[EXERCISE DESCRIPTION]
Seek out every line containing the word "scallions", and copy each.

Collected data:
>>>>

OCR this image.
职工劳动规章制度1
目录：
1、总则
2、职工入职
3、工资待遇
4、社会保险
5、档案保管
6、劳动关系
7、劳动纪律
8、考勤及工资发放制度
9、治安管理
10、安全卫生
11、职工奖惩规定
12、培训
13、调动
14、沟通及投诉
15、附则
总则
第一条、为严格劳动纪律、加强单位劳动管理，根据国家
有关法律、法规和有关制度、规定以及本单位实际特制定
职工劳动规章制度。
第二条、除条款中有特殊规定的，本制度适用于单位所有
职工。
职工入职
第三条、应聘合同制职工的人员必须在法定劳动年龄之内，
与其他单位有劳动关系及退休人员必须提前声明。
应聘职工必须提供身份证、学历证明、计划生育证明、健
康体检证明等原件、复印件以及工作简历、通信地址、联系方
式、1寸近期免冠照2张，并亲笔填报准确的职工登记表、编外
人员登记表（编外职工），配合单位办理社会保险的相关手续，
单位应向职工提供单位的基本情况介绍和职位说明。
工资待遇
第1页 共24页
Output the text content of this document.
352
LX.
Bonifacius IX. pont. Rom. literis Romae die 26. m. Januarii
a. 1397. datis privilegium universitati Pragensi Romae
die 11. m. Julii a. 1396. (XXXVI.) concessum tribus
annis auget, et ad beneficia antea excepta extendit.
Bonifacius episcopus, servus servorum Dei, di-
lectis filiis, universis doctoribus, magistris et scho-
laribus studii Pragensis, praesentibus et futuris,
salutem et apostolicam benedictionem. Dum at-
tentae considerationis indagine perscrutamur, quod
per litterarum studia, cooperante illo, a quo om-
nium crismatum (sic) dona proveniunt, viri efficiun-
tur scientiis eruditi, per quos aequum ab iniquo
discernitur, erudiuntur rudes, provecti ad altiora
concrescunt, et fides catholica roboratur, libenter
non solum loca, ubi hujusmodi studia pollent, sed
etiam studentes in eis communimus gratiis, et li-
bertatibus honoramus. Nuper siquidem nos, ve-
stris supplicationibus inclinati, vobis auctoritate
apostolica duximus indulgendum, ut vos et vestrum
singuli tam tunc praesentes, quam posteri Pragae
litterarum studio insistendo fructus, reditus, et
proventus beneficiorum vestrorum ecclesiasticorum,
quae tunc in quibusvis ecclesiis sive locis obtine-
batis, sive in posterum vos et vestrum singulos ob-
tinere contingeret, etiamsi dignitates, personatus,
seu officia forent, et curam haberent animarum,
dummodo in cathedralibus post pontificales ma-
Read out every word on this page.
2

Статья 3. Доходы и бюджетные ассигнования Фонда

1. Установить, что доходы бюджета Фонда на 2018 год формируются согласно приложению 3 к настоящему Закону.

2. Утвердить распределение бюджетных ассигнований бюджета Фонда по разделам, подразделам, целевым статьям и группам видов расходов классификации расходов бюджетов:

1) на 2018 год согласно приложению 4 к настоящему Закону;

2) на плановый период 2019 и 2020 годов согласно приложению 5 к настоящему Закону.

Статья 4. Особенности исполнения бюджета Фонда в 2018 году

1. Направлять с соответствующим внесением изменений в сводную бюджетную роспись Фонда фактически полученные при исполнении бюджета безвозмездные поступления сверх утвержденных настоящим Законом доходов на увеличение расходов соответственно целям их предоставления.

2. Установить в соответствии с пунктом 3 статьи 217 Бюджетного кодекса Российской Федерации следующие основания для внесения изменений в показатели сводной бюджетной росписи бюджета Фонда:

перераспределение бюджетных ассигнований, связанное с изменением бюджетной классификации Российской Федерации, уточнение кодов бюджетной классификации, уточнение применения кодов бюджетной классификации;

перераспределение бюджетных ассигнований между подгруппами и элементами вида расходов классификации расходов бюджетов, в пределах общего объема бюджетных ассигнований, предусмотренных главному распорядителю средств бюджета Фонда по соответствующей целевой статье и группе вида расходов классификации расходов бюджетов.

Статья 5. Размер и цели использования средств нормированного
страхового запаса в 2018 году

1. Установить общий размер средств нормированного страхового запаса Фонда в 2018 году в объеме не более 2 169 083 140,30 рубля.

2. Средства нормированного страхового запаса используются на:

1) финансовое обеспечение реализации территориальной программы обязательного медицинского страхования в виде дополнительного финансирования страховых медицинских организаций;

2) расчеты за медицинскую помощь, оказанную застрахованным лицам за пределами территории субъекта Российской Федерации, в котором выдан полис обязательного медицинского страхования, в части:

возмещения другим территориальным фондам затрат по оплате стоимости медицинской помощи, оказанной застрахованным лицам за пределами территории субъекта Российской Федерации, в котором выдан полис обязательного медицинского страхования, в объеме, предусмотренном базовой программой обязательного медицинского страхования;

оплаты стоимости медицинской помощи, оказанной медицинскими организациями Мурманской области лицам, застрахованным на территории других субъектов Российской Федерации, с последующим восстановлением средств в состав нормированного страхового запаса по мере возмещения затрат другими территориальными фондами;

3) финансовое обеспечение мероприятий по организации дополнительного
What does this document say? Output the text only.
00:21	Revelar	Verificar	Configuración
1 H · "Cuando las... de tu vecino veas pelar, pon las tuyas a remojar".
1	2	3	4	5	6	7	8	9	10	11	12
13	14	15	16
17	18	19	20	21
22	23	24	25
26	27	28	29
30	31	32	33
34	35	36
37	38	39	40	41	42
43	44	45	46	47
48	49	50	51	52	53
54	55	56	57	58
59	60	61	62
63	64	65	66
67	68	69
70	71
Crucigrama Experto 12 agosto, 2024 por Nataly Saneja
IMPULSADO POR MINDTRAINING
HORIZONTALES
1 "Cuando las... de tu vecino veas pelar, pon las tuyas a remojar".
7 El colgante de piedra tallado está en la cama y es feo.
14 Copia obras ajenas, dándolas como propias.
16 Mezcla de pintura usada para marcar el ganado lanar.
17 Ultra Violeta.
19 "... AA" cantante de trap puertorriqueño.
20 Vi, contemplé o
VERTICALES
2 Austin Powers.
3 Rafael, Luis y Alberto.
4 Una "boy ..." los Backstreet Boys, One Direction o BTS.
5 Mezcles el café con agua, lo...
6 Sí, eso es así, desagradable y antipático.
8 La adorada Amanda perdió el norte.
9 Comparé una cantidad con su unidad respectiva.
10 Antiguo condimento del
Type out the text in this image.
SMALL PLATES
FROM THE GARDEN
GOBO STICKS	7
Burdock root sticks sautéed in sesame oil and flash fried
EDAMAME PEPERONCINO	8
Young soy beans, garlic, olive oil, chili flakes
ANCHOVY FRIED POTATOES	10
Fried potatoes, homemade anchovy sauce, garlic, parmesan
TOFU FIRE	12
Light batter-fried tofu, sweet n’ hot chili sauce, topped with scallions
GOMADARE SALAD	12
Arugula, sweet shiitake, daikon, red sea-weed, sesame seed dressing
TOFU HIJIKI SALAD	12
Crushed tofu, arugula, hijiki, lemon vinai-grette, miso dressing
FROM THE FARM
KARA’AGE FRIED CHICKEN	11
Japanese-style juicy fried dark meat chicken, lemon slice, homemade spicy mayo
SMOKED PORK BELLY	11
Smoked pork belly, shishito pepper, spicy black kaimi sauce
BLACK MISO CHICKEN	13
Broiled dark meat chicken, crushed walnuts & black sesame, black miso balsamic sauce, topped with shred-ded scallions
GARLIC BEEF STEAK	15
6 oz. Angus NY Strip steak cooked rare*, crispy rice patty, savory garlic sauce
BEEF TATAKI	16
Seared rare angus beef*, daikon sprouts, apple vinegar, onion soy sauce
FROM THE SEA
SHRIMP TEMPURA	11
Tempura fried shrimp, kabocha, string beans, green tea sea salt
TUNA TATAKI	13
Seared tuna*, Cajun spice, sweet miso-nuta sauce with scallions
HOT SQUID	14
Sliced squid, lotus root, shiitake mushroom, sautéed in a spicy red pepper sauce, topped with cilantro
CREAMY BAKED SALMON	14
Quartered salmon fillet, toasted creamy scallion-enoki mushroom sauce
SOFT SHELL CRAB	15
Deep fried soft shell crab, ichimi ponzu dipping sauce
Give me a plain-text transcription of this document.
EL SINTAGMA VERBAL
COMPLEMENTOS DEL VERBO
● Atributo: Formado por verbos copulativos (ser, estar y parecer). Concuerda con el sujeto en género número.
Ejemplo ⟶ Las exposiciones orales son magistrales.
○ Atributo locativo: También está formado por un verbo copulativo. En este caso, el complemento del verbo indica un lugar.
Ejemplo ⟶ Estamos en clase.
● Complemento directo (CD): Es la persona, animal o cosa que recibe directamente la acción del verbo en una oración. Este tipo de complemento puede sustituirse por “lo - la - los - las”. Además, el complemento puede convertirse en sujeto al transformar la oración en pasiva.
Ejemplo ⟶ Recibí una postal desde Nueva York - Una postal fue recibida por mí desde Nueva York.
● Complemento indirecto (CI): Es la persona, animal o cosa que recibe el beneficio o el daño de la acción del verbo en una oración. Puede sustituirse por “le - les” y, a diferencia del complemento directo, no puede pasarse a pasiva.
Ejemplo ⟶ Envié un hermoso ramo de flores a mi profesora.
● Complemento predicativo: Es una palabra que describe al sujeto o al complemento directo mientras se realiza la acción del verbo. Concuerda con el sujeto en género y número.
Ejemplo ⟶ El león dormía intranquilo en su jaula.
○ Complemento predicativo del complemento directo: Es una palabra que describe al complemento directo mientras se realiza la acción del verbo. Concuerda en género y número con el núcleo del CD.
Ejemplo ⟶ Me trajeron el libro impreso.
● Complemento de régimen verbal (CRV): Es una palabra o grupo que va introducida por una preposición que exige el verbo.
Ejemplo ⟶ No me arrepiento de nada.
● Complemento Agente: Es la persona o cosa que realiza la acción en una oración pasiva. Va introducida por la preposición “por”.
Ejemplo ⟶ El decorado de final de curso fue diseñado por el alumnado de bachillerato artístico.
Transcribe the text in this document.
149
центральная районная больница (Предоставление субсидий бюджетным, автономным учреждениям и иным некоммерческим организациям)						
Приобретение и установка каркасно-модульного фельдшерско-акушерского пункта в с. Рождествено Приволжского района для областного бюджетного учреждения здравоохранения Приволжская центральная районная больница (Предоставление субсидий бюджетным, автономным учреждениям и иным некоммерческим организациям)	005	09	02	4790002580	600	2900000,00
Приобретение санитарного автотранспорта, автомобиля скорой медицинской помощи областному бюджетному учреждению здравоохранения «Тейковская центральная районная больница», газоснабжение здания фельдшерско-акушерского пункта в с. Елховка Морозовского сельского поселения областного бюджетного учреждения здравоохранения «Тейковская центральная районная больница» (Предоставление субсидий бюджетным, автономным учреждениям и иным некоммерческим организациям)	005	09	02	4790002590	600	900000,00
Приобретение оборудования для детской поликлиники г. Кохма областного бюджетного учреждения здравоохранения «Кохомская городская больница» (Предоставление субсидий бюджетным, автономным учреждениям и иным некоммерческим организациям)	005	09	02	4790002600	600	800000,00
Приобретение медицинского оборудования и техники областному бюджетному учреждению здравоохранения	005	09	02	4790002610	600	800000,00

<<<<

[COMPLETE ANSWER]
Light batter-fried tofu, sweet n’ hot chili sauce, topped with scallions
Broiled dark meat chicken, crushed walnuts & black sesame, black miso balsamic sauce, topped with shred-ded scallions
Seared tuna*, Cajun spice, sweet miso-nuta sauce with scallions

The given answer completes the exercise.